◆ What is needed:
Keep the wording of each record exactly the same when you repeat it, and leave out pictures.

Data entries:
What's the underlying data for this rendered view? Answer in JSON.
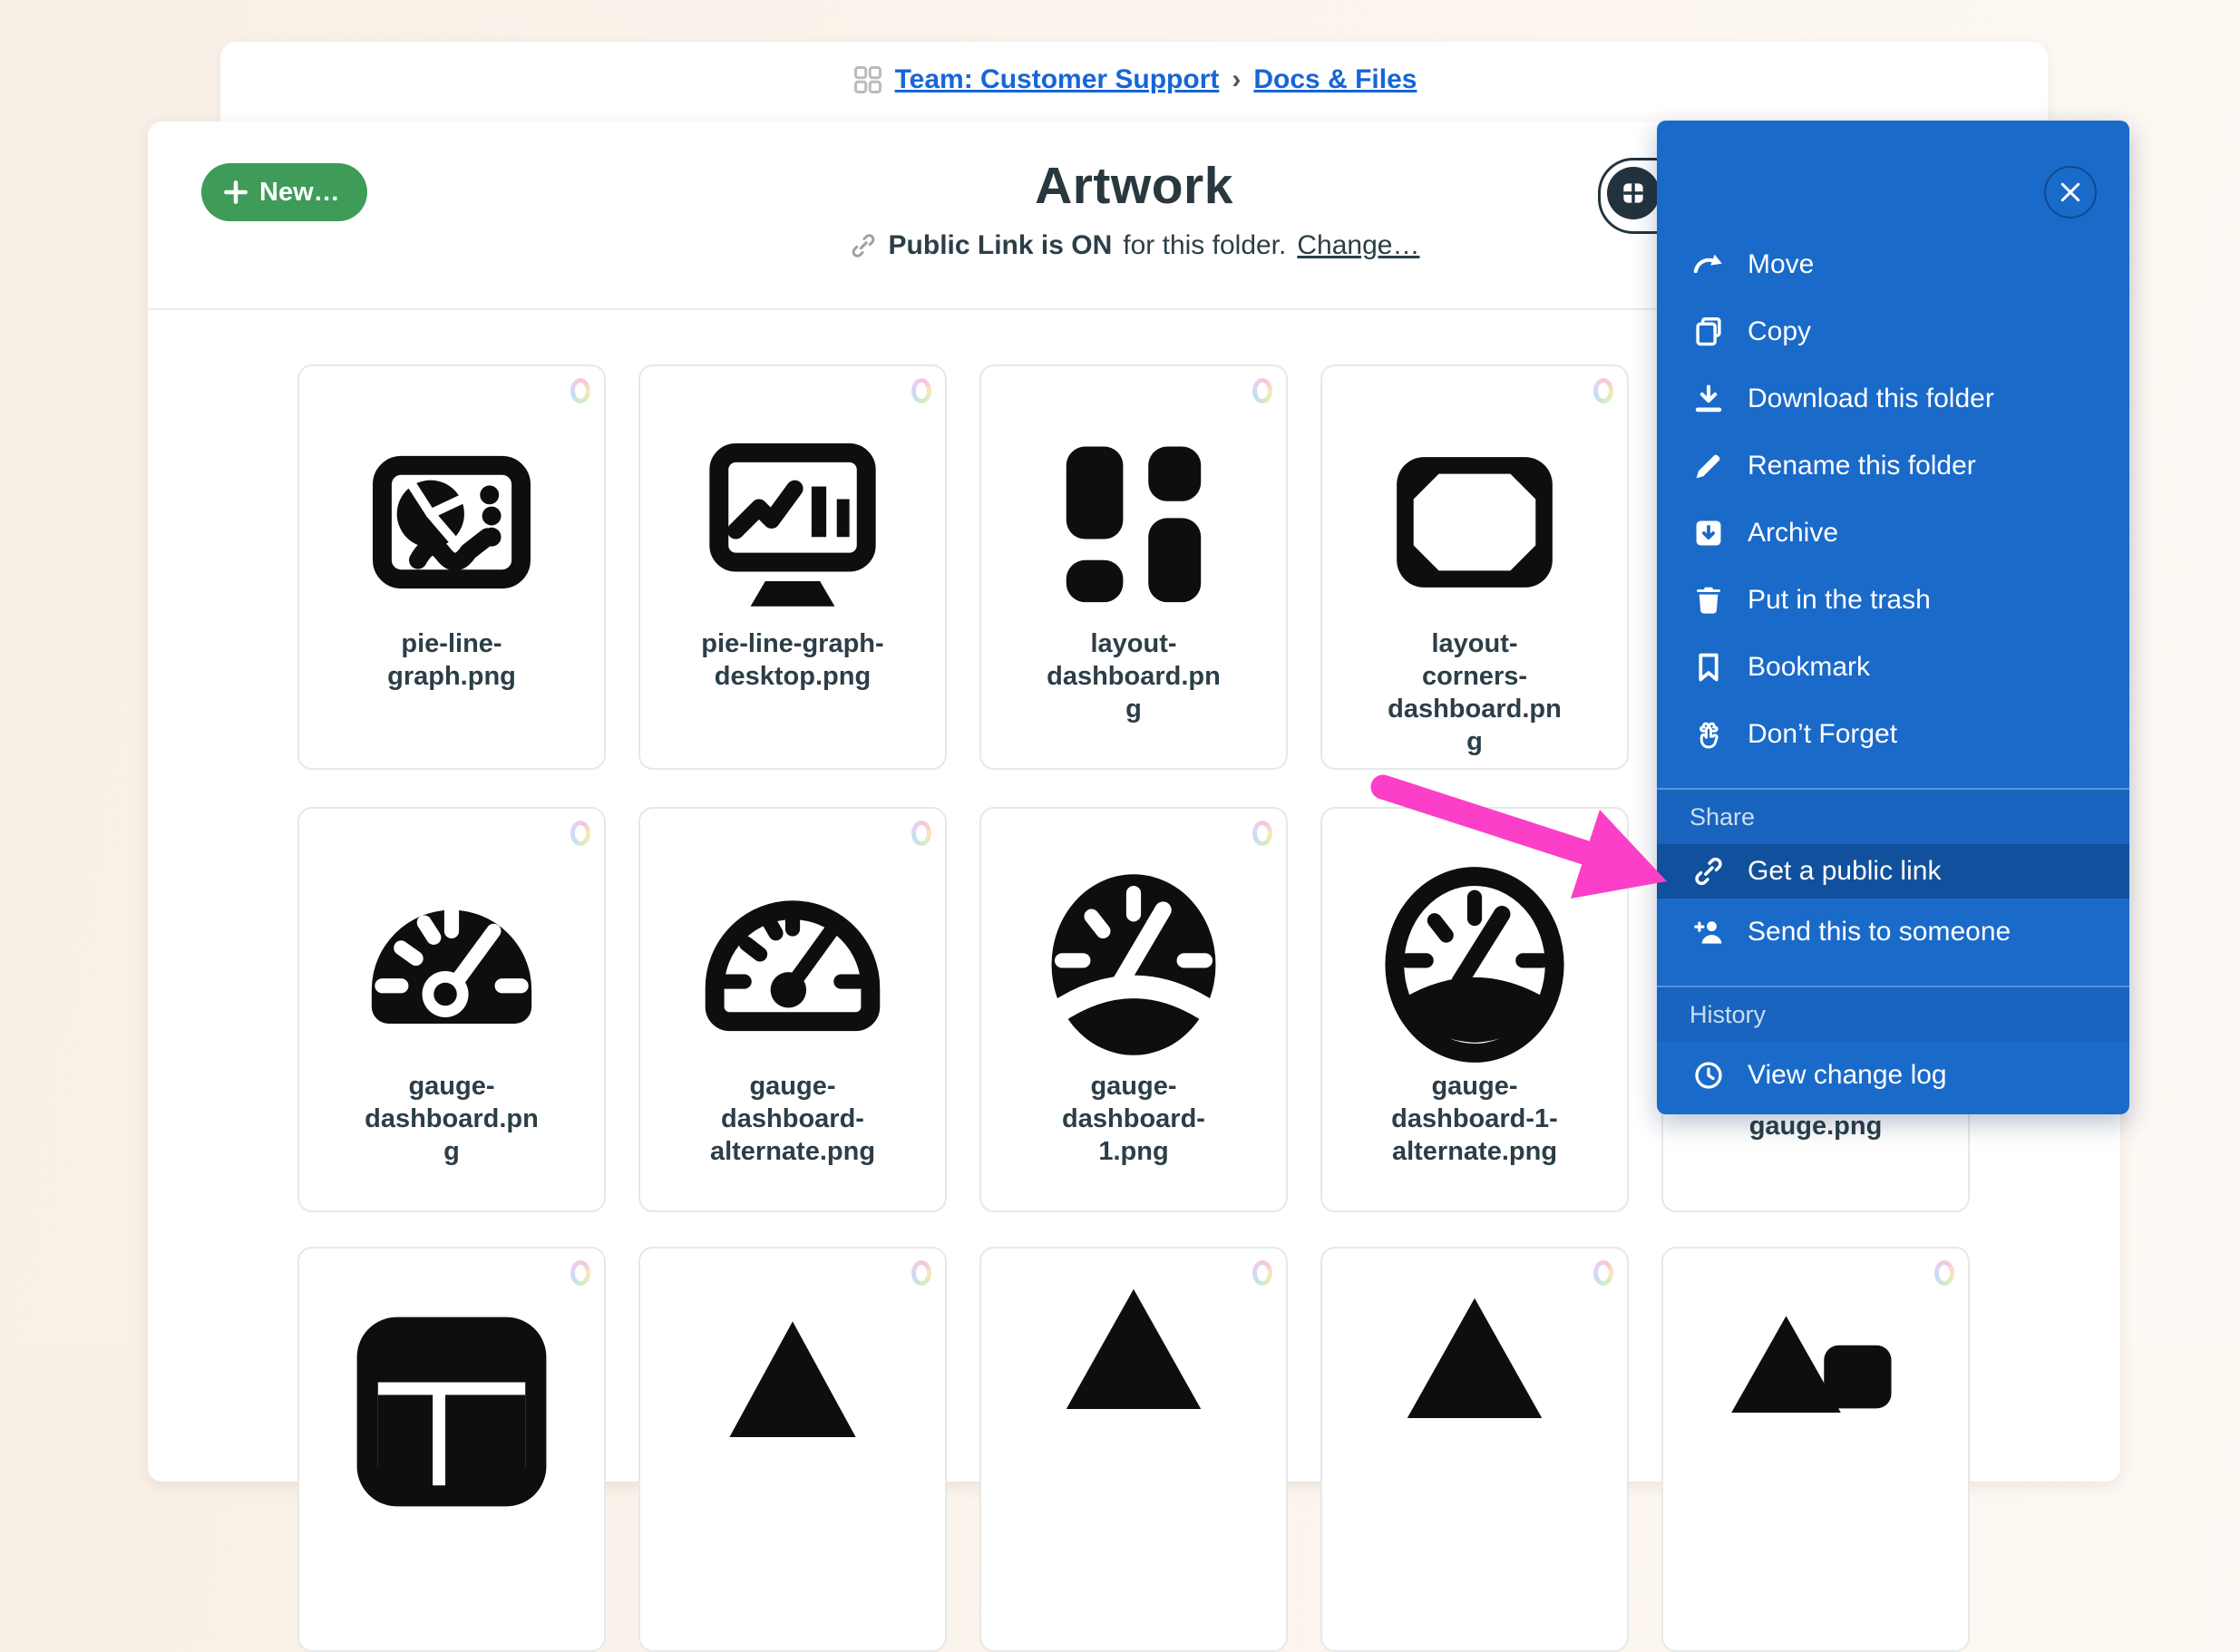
{
  "colors": {
    "panel_blue": "#1a6ac9",
    "panel_highlight": "#11509c",
    "new_button_green": "#3e9b58",
    "link_blue": "#1566d8",
    "ink": "#2c3e47",
    "arrow_pink": "#fb3fc8"
  },
  "breadcrumb": {
    "grid_icon": "grid-icon",
    "team": "Team: Customer Support",
    "separator": "›",
    "section": "Docs & Files"
  },
  "header": {
    "new_button": "New…",
    "title": "Artwork",
    "link_icon": "link-icon",
    "public_link_bold": "Public Link is ON",
    "public_link_rest": "for this folder.",
    "change_link": "Change…",
    "view_toggle_icon": "grid-view-icon"
  },
  "panel": {
    "close_icon": "close-icon",
    "groups": [
      {
        "items": [
          {
            "icon": "move-icon",
            "label": "Move"
          },
          {
            "icon": "copy-icon",
            "label": "Copy"
          },
          {
            "icon": "download-icon",
            "label": "Download this folder"
          },
          {
            "icon": "pencil-icon",
            "label": "Rename this folder"
          },
          {
            "icon": "archive-icon",
            "label": "Archive"
          },
          {
            "icon": "trash-icon",
            "label": "Put in the trash"
          },
          {
            "icon": "bookmark-icon",
            "label": "Bookmark"
          },
          {
            "icon": "dont-forget-icon",
            "label": "Don’t Forget"
          }
        ]
      },
      {
        "header": "Share",
        "items": [
          {
            "icon": "public-link-icon",
            "label": "Get a public link",
            "highlighted": true
          },
          {
            "icon": "send-person-icon",
            "label": "Send this to someone"
          }
        ]
      },
      {
        "header": "History",
        "items": [
          {
            "icon": "clock-icon",
            "label": "View change log"
          }
        ]
      }
    ]
  },
  "files": {
    "rows": [
      {
        "items": [
          {
            "filename": "pie-line-graph.png",
            "icon": "pie-line-graph-icon"
          },
          {
            "filename": "pie-line-graph-desktop.png",
            "icon": "desktop-graph-icon"
          },
          {
            "filename": "layout-dashboard.png",
            "icon": "layout-dashboard-icon"
          },
          {
            "filename": "layout-corners-dashboard.png",
            "icon": "layout-corners-icon"
          }
        ]
      },
      {
        "items": [
          {
            "filename": "gauge-dashboard.png",
            "icon": "gauge-solid-icon"
          },
          {
            "filename": "gauge-dashboard-alternate.png",
            "icon": "gauge-outline-icon"
          },
          {
            "filename": "gauge-dashboard-1.png",
            "icon": "gauge-round-solid-icon"
          },
          {
            "filename": "gauge-dashboard-1-alternate.png",
            "icon": "gauge-round-outline-icon"
          },
          {
            "filename": "gauge.png",
            "icon": "hidden-behind-panel"
          }
        ]
      },
      {
        "items": [
          {
            "icon": "window-top-icon"
          },
          {
            "icon": "mountain-small-icon"
          },
          {
            "icon": "mountain-icon"
          },
          {
            "icon": "mountain-icon"
          },
          {
            "icon": "photo-mountain-icon"
          }
        ]
      }
    ]
  }
}
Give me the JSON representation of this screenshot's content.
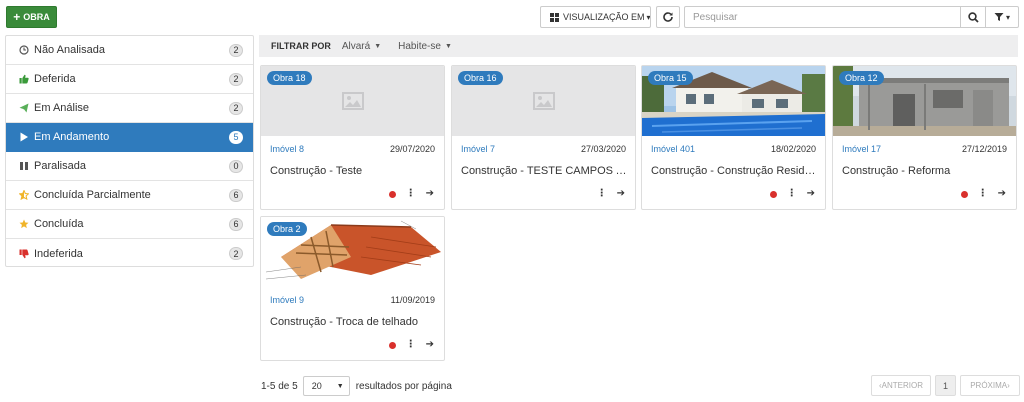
{
  "toolbar": {
    "new_button": "OBRA",
    "view_button": "VISUALIZAÇÃO EM",
    "search_placeholder": "Pesquisar"
  },
  "sidebar": {
    "items": [
      {
        "label": "Não Analisada",
        "count": "2",
        "icon": "clock-icon",
        "color": "#555555"
      },
      {
        "label": "Deferida",
        "count": "2",
        "icon": "thumbs-up-icon",
        "color": "#3a9a3a"
      },
      {
        "label": "Em Análise",
        "count": "2",
        "icon": "paper-plane-icon",
        "color": "#5ab05a"
      },
      {
        "label": "Em Andamento",
        "count": "5",
        "icon": "play-icon",
        "color": "#ffffff",
        "active": true
      },
      {
        "label": "Paralisada",
        "count": "0",
        "icon": "pause-icon",
        "color": "#555555"
      },
      {
        "label": "Concluída Parcialmente",
        "count": "6",
        "icon": "star-half-icon",
        "color": "#f0b429"
      },
      {
        "label": "Concluída",
        "count": "6",
        "icon": "star-icon",
        "color": "#f0b429"
      },
      {
        "label": "Indeferida",
        "count": "2",
        "icon": "thumbs-down-icon",
        "color": "#d9302c"
      }
    ]
  },
  "filters": {
    "label": "FILTRAR POR",
    "options": [
      "Alvará",
      "Habite-se"
    ]
  },
  "cards": [
    {
      "tag": "Obra 18",
      "imovel": "Imóvel 8",
      "date": "29/07/2020",
      "title": "Construção - Teste",
      "image": "placeholder",
      "has_red_dot": true
    },
    {
      "tag": "Obra 16",
      "imovel": "Imóvel 7",
      "date": "27/03/2020",
      "title": "Construção - TESTE CAMPOS ADICIONAIS",
      "image": "placeholder",
      "has_red_dot": false
    },
    {
      "tag": "Obra 15",
      "imovel": "Imóvel 401",
      "date": "18/02/2020",
      "title": "Construção - Construção Residencial",
      "image": "house-pool-photo",
      "has_red_dot": true
    },
    {
      "tag": "Obra 12",
      "imovel": "Imóvel 17",
      "date": "27/12/2019",
      "title": "Construção - Reforma",
      "image": "construction-photo",
      "has_red_dot": true
    },
    {
      "tag": "Obra 2",
      "imovel": "Imóvel 9",
      "date": "11/09/2019",
      "title": "Construção - Troca de telhado",
      "image": "roof-diagram",
      "has_red_dot": true
    }
  ],
  "pagination": {
    "range": "1-5 de 5",
    "page_size": "20",
    "per_page_label": "resultados por página",
    "prev": "ANTERIOR",
    "current": "1",
    "next": "PRÓXIMA"
  }
}
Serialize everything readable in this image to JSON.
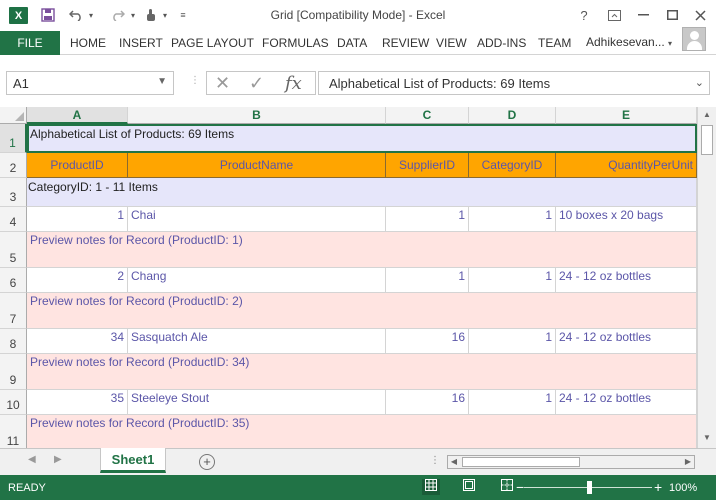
{
  "window": {
    "title": "Grid  [Compatibility Mode] - Excel",
    "help": "?",
    "app_icon": "X"
  },
  "ribbon": {
    "file": "FILE",
    "tabs": [
      "HOME",
      "INSERT",
      "PAGE LAYOUT",
      "FORMULAS",
      "DATA",
      "REVIEW",
      "VIEW",
      "ADD-INS",
      "TEAM"
    ],
    "user": "Adhikesevan..."
  },
  "formula_bar": {
    "name_box": "A1",
    "content": "Alphabetical List of Products: 69 Items"
  },
  "columns": [
    "A",
    "B",
    "C",
    "D",
    "E"
  ],
  "rows": [
    "1",
    "2",
    "3",
    "4",
    "5",
    "6",
    "7",
    "8",
    "9",
    "10",
    "11"
  ],
  "sheet": {
    "title_cell": "Alphabetical List of Products: 69 Items",
    "headers": [
      "ProductID",
      "ProductName",
      "SupplierID",
      "CategoryID",
      "QuantityPerUnit"
    ],
    "group_label": "CategoryID: 1 - 11 Items",
    "records": [
      {
        "product_id": "1",
        "product_name": "Chai",
        "supplier_id": "1",
        "category_id": "1",
        "quantity": "10 boxes x 20 bags",
        "notes": "Preview notes for Record (ProductID: 1)"
      },
      {
        "product_id": "2",
        "product_name": "Chang",
        "supplier_id": "1",
        "category_id": "1",
        "quantity": "24 - 12 oz bottles",
        "notes": "Preview notes for Record (ProductID: 2)"
      },
      {
        "product_id": "34",
        "product_name": "Sasquatch Ale",
        "supplier_id": "16",
        "category_id": "1",
        "quantity": "24 - 12 oz bottles",
        "notes": "Preview notes for Record (ProductID: 34)"
      },
      {
        "product_id": "35",
        "product_name": "Steeleye Stout",
        "supplier_id": "16",
        "category_id": "1",
        "quantity": "24 - 12 oz bottles",
        "notes": "Preview notes for Record (ProductID: 35)"
      }
    ],
    "last_notes": "Preview notes for Record (ProductID: 35)"
  },
  "tabs_bar": {
    "sheet_name": "Sheet1",
    "add": "+"
  },
  "status": {
    "text": "READY",
    "zoom": "100%"
  },
  "icons": {
    "save": "save-icon",
    "undo": "undo-icon",
    "redo": "redo-icon",
    "touch": "touch-mode-icon"
  }
}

◆ Response for this exercise:
What's the underlying data for this rendered view? Answer in JSON.
{
  "colors": {
    "panel_blue": "#1a6ac9",
    "panel_highlight": "#11509c",
    "new_button_green": "#3e9b58",
    "link_blue": "#1566d8",
    "ink": "#2c3e47",
    "arrow_pink": "#fb3fc8"
  },
  "breadcrumb": {
    "grid_icon": "grid-icon",
    "team": "Team: Customer Support",
    "separator": "›",
    "section": "Docs & Files"
  },
  "header": {
    "new_button": "New…",
    "title": "Artwork",
    "link_icon": "link-icon",
    "public_link_bold": "Public Link is ON",
    "public_link_rest": "for this folder.",
    "change_link": "Change…",
    "view_toggle_icon": "grid-view-icon"
  },
  "panel": {
    "close_icon": "close-icon",
    "groups": [
      {
        "items": [
          {
            "icon": "move-icon",
            "label": "Move"
          },
          {
            "icon": "copy-icon",
            "label": "Copy"
          },
          {
            "icon": "download-icon",
            "label": "Download this folder"
          },
          {
            "icon": "pencil-icon",
            "label": "Rename this folder"
          },
          {
            "icon": "archive-icon",
            "label": "Archive"
          },
          {
            "icon": "trash-icon",
            "label": "Put in the trash"
          },
          {
            "icon": "bookmark-icon",
            "label": "Bookmark"
          },
          {
            "icon": "dont-forget-icon",
            "label": "Don’t Forget"
          }
        ]
      },
      {
        "header": "Share",
        "items": [
          {
            "icon": "public-link-icon",
            "label": "Get a public link",
            "highlighted": true
          },
          {
            "icon": "send-person-icon",
            "label": "Send this to someone"
          }
        ]
      },
      {
        "header": "History",
        "items": [
          {
            "icon": "clock-icon",
            "label": "View change log"
          }
        ]
      }
    ]
  },
  "files": {
    "rows": [
      {
        "items": [
          {
            "filename": "pie-line-graph.png",
            "icon": "pie-line-graph-icon"
          },
          {
            "filename": "pie-line-graph-desktop.png",
            "icon": "desktop-graph-icon"
          },
          {
            "filename": "layout-dashboard.png",
            "icon": "layout-dashboard-icon"
          },
          {
            "filename": "layout-corners-dashboard.png",
            "icon": "layout-corners-icon"
          }
        ]
      },
      {
        "items": [
          {
            "filename": "gauge-dashboard.png",
            "icon": "gauge-solid-icon"
          },
          {
            "filename": "gauge-dashboard-alternate.png",
            "icon": "gauge-outline-icon"
          },
          {
            "filename": "gauge-dashboard-1.png",
            "icon": "gauge-round-solid-icon"
          },
          {
            "filename": "gauge-dashboard-1-alternate.png",
            "icon": "gauge-round-outline-icon"
          },
          {
            "filename": "gauge.png",
            "icon": "hidden-behind-panel"
          }
        ]
      },
      {
        "items": [
          {
            "icon": "window-top-icon"
          },
          {
            "icon": "mountain-small-icon"
          },
          {
            "icon": "mountain-icon"
          },
          {
            "icon": "mountain-icon"
          },
          {
            "icon": "photo-mountain-icon"
          }
        ]
      }
    ]
  }
}
Give me the JSON representation of this screenshot's content.
{
  "toolbar": {
    "new_button": "OBRA",
    "view_button": "VISUALIZAÇÃO EM",
    "search_placeholder": "Pesquisar"
  },
  "sidebar": {
    "items": [
      {
        "label": "Não Analisada",
        "count": "2",
        "icon": "clock-icon",
        "color": "#555555"
      },
      {
        "label": "Deferida",
        "count": "2",
        "icon": "thumbs-up-icon",
        "color": "#3a9a3a"
      },
      {
        "label": "Em Análise",
        "count": "2",
        "icon": "paper-plane-icon",
        "color": "#5ab05a"
      },
      {
        "label": "Em Andamento",
        "count": "5",
        "icon": "play-icon",
        "color": "#ffffff",
        "active": true
      },
      {
        "label": "Paralisada",
        "count": "0",
        "icon": "pause-icon",
        "color": "#555555"
      },
      {
        "label": "Concluída Parcialmente",
        "count": "6",
        "icon": "star-half-icon",
        "color": "#f0b429"
      },
      {
        "label": "Concluída",
        "count": "6",
        "icon": "star-icon",
        "color": "#f0b429"
      },
      {
        "label": "Indeferida",
        "count": "2",
        "icon": "thumbs-down-icon",
        "color": "#d9302c"
      }
    ]
  },
  "filters": {
    "label": "FILTRAR POR",
    "options": [
      "Alvará",
      "Habite-se"
    ]
  },
  "cards": [
    {
      "tag": "Obra 18",
      "imovel": "Imóvel 8",
      "date": "29/07/2020",
      "title": "Construção - Teste",
      "image": "placeholder",
      "has_red_dot": true
    },
    {
      "tag": "Obra 16",
      "imovel": "Imóvel 7",
      "date": "27/03/2020",
      "title": "Construção - TESTE CAMPOS ADICIONAIS",
      "image": "placeholder",
      "has_red_dot": false
    },
    {
      "tag": "Obra 15",
      "imovel": "Imóvel 401",
      "date": "18/02/2020",
      "title": "Construção - Construção Residencial",
      "image": "house-pool-photo",
      "has_red_dot": true
    },
    {
      "tag": "Obra 12",
      "imovel": "Imóvel 17",
      "date": "27/12/2019",
      "title": "Construção - Reforma",
      "image": "construction-photo",
      "has_red_dot": true
    },
    {
      "tag": "Obra 2",
      "imovel": "Imóvel 9",
      "date": "11/09/2019",
      "title": "Construção - Troca de telhado",
      "image": "roof-diagram",
      "has_red_dot": true
    }
  ],
  "pagination": {
    "range": "1-5 de 5",
    "page_size": "20",
    "per_page_label": "resultados por página",
    "prev": "ANTERIOR",
    "current": "1",
    "next": "PRÓXIMA"
  }
}
Serialize everything readable in this image to JSON.
{
  "window": {
    "title": "Grid  [Compatibility Mode] - Excel",
    "help": "?",
    "app_icon": "X"
  },
  "ribbon": {
    "file": "FILE",
    "tabs": [
      "HOME",
      "INSERT",
      "PAGE LAYOUT",
      "FORMULAS",
      "DATA",
      "REVIEW",
      "VIEW",
      "ADD-INS",
      "TEAM"
    ],
    "user": "Adhikesevan..."
  },
  "formula_bar": {
    "name_box": "A1",
    "content": "Alphabetical List of Products: 69 Items"
  },
  "columns": [
    "A",
    "B",
    "C",
    "D",
    "E"
  ],
  "rows": [
    "1",
    "2",
    "3",
    "4",
    "5",
    "6",
    "7",
    "8",
    "9",
    "10",
    "11"
  ],
  "sheet": {
    "title_cell": "Alphabetical List of Products: 69 Items",
    "headers": [
      "ProductID",
      "ProductName",
      "SupplierID",
      "CategoryID",
      "QuantityPerUnit"
    ],
    "group_label": "CategoryID: 1 - 11 Items",
    "records": [
      {
        "product_id": "1",
        "product_name": "Chai",
        "supplier_id": "1",
        "category_id": "1",
        "quantity": "10 boxes x 20 bags",
        "notes": "Preview notes for Record (ProductID: 1)"
      },
      {
        "product_id": "2",
        "product_name": "Chang",
        "supplier_id": "1",
        "category_id": "1",
        "quantity": "24 - 12 oz bottles",
        "notes": "Preview notes for Record (ProductID: 2)"
      },
      {
        "product_id": "34",
        "product_name": "Sasquatch Ale",
        "supplier_id": "16",
        "category_id": "1",
        "quantity": "24 - 12 oz bottles",
        "notes": "Preview notes for Record (ProductID: 34)"
      },
      {
        "product_id": "35",
        "product_name": "Steeleye Stout",
        "supplier_id": "16",
        "category_id": "1",
        "quantity": "24 - 12 oz bottles",
        "notes": "Preview notes for Record (ProductID: 35)"
      }
    ],
    "last_notes": "Preview notes for Record (ProductID: 35)"
  },
  "tabs_bar": {
    "sheet_name": "Sheet1",
    "add": "+"
  },
  "status": {
    "text": "READY",
    "zoom": "100%"
  },
  "icons": {
    "save": "save-icon",
    "undo": "undo-icon",
    "redo": "redo-icon",
    "touch": "touch-mode-icon"
  }
}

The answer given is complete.